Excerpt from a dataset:

-*-

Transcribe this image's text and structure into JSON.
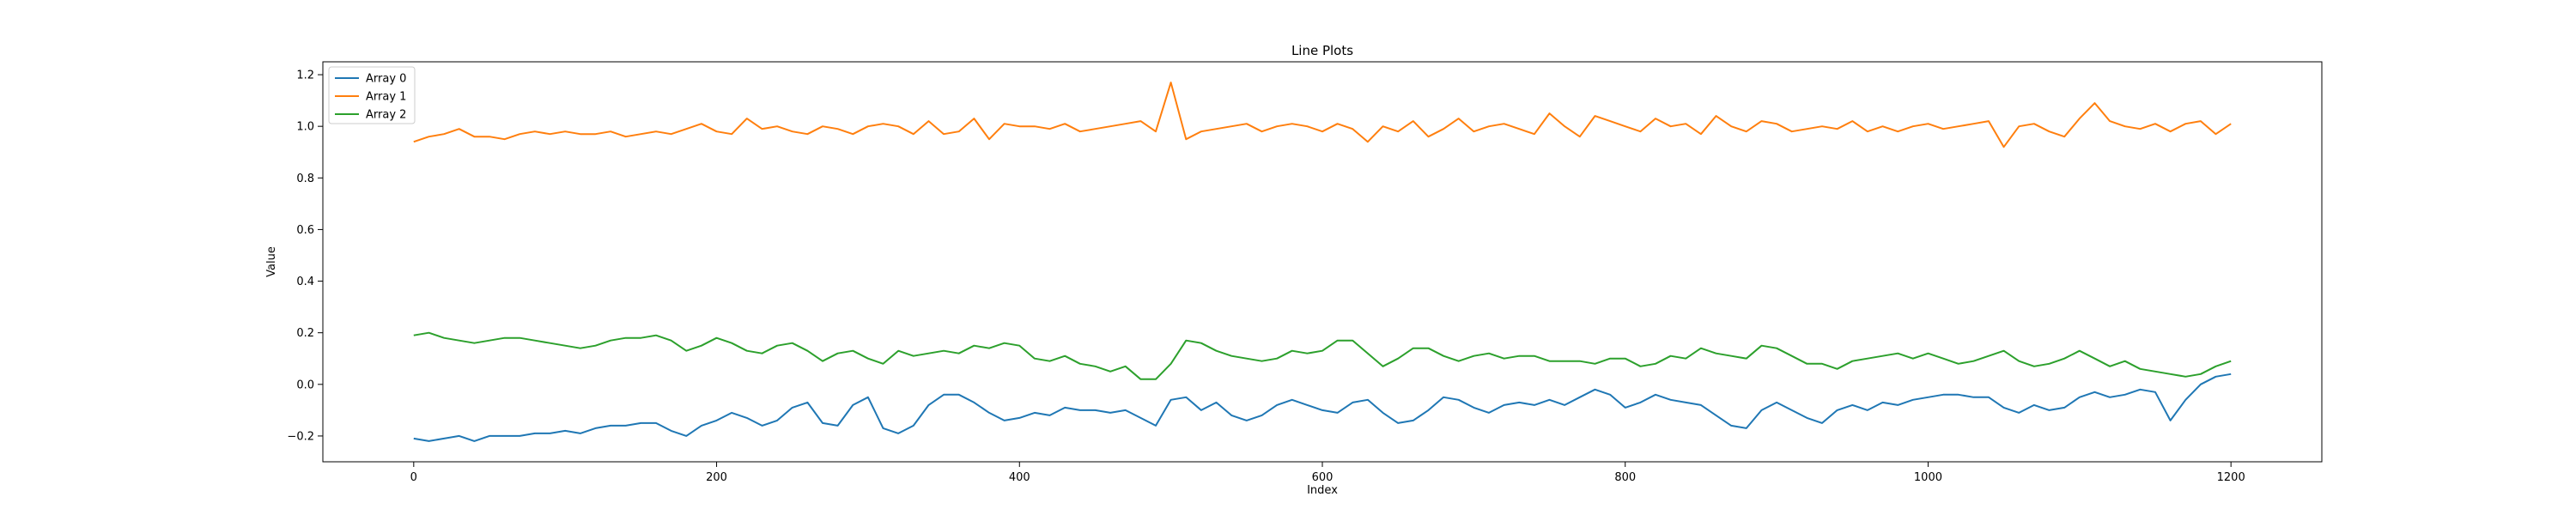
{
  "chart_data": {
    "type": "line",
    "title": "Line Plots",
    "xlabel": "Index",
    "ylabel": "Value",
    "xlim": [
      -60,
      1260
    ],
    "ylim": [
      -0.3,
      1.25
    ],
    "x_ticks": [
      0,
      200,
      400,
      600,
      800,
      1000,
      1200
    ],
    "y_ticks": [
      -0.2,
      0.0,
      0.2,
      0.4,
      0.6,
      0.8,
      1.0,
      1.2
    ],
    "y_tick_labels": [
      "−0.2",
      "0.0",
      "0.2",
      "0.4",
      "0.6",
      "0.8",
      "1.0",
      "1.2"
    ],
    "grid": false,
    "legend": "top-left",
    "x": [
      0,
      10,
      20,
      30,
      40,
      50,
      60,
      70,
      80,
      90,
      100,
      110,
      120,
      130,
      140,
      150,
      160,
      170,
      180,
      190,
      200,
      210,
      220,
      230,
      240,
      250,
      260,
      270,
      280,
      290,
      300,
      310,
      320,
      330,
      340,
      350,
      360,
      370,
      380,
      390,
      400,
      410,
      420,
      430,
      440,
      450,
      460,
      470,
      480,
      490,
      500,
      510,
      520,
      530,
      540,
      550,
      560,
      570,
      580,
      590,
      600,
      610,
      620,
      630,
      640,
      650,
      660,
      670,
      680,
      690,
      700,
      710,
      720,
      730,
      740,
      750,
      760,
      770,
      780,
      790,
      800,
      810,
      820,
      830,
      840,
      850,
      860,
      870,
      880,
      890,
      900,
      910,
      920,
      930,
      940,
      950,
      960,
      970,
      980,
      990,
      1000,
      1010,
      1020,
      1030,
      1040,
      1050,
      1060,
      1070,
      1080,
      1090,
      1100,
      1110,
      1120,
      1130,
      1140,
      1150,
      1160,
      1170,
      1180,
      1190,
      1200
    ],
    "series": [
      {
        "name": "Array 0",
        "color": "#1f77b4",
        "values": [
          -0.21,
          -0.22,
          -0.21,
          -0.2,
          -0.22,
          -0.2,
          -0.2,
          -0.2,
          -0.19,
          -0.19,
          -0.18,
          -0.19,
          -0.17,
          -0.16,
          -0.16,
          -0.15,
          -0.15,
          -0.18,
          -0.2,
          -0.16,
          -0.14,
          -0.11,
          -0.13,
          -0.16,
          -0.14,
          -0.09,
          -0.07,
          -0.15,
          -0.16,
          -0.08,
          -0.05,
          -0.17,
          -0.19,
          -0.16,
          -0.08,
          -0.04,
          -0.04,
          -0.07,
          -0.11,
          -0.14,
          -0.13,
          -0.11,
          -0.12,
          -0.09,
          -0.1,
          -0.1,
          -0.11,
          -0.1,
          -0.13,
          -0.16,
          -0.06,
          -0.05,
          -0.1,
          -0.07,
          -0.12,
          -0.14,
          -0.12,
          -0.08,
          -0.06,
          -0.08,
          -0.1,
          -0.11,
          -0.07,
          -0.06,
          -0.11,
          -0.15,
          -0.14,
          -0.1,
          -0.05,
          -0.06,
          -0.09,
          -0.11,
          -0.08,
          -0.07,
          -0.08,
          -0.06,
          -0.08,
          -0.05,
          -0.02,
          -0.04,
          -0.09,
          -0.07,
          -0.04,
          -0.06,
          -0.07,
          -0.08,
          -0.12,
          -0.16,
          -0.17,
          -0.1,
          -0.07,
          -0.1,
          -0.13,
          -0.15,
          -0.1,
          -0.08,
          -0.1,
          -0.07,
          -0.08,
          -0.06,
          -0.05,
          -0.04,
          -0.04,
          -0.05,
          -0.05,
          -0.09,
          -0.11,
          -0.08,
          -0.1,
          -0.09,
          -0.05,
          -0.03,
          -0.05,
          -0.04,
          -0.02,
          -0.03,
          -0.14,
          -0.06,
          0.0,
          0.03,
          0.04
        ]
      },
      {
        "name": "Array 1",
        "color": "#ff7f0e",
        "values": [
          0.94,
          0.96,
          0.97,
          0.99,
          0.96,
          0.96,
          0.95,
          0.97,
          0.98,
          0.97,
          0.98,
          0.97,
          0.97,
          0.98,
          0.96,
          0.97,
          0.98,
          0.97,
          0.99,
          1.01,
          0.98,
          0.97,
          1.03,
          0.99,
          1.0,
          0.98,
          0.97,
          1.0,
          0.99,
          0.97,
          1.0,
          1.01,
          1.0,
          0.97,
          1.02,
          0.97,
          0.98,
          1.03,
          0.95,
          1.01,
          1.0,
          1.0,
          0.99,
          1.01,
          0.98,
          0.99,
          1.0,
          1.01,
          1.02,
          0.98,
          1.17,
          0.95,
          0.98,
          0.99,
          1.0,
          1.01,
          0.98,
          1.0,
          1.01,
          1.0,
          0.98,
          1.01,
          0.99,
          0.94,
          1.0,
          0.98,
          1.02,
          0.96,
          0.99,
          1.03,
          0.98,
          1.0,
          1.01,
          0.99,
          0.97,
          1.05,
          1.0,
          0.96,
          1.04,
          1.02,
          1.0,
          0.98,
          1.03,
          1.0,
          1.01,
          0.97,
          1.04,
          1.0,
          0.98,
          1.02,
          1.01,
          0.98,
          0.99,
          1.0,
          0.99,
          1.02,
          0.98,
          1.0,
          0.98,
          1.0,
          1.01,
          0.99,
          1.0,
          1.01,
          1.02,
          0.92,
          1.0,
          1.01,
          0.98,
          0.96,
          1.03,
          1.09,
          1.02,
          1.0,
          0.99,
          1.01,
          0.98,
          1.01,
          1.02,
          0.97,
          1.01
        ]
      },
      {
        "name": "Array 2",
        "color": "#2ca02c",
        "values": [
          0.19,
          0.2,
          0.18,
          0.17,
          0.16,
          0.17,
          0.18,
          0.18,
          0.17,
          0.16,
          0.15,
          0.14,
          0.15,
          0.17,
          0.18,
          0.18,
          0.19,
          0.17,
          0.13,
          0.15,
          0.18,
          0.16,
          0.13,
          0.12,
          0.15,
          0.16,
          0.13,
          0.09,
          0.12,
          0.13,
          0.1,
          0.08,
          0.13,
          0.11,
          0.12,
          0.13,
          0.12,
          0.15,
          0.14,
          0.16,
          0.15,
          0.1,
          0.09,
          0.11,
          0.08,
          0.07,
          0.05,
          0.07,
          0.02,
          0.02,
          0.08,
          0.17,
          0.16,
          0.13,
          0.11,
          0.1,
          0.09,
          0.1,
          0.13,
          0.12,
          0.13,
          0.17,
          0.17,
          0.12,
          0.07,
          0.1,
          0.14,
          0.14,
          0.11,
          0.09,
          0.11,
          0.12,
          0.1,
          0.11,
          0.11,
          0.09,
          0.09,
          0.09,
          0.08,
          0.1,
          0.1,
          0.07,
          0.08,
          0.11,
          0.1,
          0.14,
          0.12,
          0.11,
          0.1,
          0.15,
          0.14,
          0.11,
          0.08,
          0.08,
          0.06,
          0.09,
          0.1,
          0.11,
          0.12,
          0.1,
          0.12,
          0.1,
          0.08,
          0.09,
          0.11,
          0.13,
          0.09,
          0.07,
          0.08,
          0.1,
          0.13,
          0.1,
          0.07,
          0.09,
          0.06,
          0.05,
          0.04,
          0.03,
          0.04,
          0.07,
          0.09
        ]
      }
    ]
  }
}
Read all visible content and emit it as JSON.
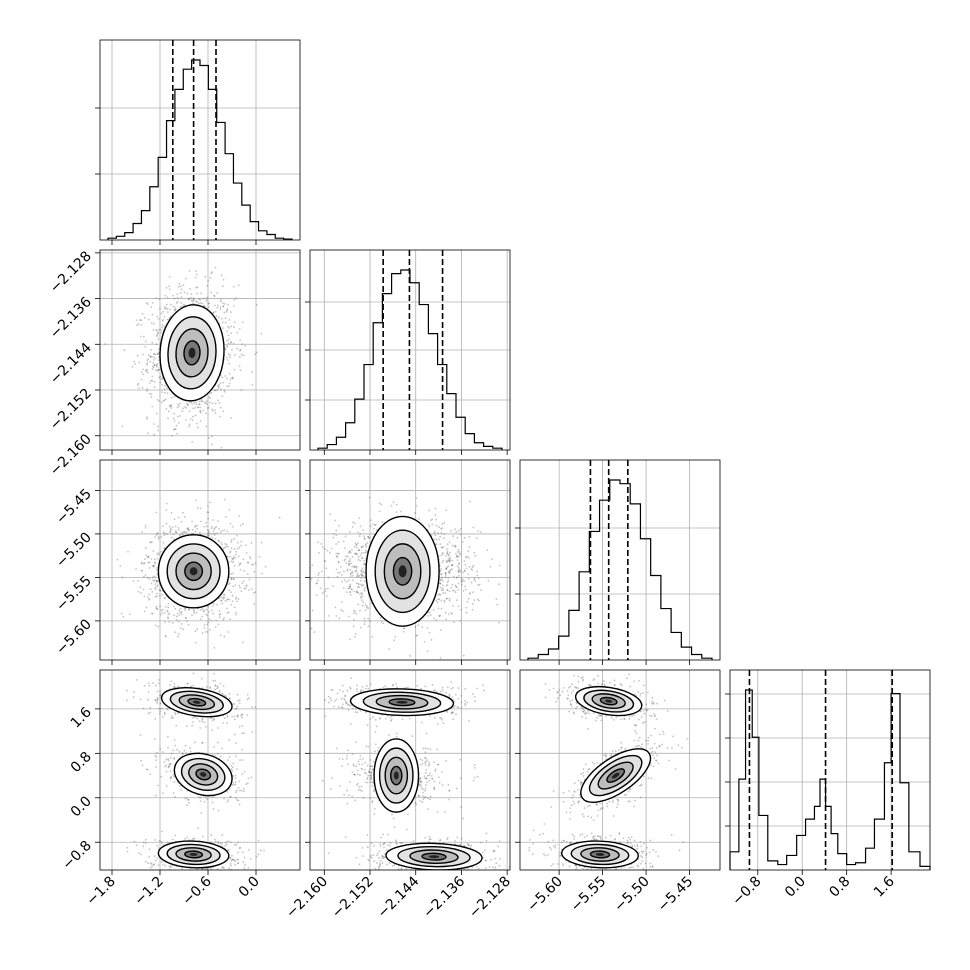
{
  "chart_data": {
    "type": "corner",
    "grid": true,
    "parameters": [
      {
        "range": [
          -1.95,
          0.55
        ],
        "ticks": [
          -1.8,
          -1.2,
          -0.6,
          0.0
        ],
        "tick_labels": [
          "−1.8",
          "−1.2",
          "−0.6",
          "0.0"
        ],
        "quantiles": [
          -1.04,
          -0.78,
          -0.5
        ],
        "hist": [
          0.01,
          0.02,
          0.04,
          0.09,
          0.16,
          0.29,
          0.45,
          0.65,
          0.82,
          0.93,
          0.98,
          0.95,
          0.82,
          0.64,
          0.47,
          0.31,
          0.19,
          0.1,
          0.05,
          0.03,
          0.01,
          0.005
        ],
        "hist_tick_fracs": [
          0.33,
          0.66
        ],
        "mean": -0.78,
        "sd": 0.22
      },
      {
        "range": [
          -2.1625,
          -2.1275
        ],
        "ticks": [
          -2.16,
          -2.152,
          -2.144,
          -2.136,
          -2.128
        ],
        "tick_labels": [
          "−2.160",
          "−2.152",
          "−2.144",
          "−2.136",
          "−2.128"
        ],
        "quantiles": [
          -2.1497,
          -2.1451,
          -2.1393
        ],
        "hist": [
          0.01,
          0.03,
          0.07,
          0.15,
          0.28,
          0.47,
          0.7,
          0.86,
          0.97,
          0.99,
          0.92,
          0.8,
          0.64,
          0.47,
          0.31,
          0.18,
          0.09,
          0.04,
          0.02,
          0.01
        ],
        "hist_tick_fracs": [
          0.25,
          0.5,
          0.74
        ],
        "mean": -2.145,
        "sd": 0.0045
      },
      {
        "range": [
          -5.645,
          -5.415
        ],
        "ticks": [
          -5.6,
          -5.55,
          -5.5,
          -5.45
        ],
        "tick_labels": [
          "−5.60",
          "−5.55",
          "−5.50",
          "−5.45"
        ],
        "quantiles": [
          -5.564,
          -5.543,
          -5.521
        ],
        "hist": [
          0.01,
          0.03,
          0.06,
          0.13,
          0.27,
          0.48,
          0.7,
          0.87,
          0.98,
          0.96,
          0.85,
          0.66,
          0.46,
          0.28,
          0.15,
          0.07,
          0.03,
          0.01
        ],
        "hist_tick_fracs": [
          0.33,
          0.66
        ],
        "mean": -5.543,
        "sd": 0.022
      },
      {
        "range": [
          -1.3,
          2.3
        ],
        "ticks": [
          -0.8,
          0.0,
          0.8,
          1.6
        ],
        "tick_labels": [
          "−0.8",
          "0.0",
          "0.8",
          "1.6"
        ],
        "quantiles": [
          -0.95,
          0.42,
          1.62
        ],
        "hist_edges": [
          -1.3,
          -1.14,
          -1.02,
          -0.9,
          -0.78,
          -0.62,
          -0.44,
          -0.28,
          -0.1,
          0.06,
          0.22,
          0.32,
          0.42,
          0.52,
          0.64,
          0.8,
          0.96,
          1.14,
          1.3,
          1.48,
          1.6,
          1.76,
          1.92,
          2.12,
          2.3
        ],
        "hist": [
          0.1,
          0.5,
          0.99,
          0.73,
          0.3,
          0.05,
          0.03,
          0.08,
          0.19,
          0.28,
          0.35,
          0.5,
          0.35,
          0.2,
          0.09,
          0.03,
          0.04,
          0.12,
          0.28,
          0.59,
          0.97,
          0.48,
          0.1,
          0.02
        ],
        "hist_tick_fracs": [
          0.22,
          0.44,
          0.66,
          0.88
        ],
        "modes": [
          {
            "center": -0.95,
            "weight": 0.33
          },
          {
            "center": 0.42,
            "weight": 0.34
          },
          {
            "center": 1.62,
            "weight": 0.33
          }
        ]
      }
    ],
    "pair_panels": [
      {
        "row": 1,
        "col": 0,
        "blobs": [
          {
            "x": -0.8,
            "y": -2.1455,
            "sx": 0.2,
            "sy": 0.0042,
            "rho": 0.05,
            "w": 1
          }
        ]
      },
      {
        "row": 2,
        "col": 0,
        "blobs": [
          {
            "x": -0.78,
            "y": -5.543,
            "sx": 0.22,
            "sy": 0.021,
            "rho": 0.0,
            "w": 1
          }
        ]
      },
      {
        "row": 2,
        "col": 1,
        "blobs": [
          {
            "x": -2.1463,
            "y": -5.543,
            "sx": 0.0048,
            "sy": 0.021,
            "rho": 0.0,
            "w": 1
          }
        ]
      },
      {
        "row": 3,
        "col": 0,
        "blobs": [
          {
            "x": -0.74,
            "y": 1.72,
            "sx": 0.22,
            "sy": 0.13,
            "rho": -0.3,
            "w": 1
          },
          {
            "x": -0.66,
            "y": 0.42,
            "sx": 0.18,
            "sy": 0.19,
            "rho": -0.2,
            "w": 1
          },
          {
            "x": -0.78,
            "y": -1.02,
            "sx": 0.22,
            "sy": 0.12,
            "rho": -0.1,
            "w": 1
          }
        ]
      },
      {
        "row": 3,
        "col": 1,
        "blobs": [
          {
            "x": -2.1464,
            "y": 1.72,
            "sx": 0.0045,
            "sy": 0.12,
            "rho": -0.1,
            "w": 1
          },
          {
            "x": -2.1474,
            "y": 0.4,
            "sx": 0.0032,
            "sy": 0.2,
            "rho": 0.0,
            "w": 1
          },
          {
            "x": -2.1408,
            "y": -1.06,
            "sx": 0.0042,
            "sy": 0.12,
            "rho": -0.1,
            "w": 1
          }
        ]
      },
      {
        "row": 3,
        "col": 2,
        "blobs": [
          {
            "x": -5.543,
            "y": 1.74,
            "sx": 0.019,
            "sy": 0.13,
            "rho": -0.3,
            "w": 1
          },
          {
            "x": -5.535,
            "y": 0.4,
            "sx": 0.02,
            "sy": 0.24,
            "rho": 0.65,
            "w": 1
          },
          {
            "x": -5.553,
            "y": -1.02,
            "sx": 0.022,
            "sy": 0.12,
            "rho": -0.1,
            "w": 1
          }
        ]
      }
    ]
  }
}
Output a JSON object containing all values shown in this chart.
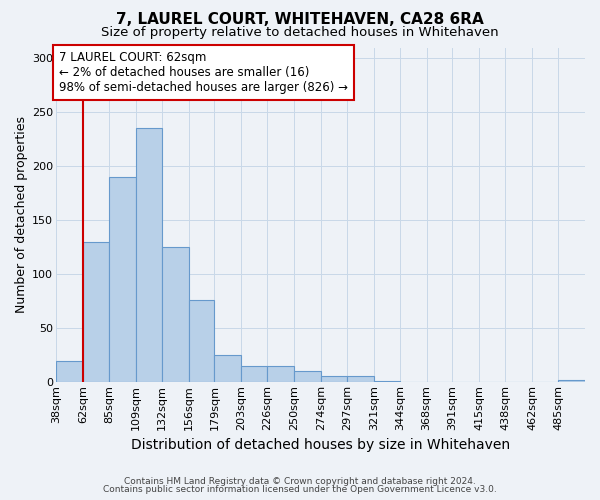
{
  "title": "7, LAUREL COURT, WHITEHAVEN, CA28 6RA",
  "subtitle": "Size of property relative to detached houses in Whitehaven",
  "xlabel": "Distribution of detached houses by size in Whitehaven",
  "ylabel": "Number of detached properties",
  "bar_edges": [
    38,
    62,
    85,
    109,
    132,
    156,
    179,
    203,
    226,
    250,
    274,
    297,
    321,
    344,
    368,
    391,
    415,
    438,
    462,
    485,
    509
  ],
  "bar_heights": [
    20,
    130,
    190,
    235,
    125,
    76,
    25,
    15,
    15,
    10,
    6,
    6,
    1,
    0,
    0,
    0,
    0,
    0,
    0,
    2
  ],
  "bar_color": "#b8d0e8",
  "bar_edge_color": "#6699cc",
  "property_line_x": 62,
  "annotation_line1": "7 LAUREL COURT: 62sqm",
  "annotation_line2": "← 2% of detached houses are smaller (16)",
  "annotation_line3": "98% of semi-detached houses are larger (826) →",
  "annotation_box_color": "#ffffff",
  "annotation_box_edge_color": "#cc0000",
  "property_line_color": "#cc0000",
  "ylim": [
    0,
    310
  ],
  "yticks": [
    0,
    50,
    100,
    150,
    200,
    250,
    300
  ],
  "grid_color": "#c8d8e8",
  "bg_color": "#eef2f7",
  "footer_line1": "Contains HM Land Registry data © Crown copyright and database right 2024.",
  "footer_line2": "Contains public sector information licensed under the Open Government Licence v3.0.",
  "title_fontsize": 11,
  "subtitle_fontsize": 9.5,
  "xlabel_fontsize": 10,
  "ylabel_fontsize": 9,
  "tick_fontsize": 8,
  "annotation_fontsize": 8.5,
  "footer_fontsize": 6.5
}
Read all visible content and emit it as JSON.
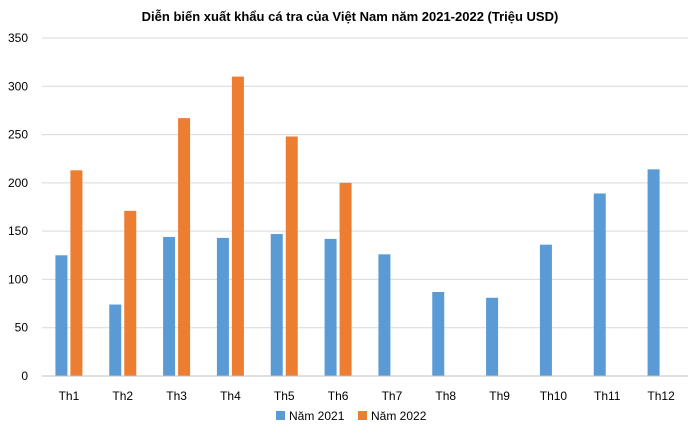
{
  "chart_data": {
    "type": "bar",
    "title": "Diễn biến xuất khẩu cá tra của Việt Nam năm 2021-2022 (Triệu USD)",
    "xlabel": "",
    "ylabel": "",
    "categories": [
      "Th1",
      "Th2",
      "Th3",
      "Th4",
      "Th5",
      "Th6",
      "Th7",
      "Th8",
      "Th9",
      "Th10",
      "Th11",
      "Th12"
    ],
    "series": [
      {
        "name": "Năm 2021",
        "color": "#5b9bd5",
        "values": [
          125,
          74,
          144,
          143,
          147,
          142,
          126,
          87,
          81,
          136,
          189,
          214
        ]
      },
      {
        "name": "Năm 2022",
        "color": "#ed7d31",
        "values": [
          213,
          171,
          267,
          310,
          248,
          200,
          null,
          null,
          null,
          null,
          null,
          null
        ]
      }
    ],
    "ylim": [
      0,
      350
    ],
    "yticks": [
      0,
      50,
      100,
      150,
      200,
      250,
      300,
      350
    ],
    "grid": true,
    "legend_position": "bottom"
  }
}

-*-

Look through the entries above and list every line containing "JSON".

Transcribe this image's text and structure into JSON.
Read all visible content and emit it as JSON.
Output a JSON object containing all values shown in this chart.
Read all visible content and emit it as JSON.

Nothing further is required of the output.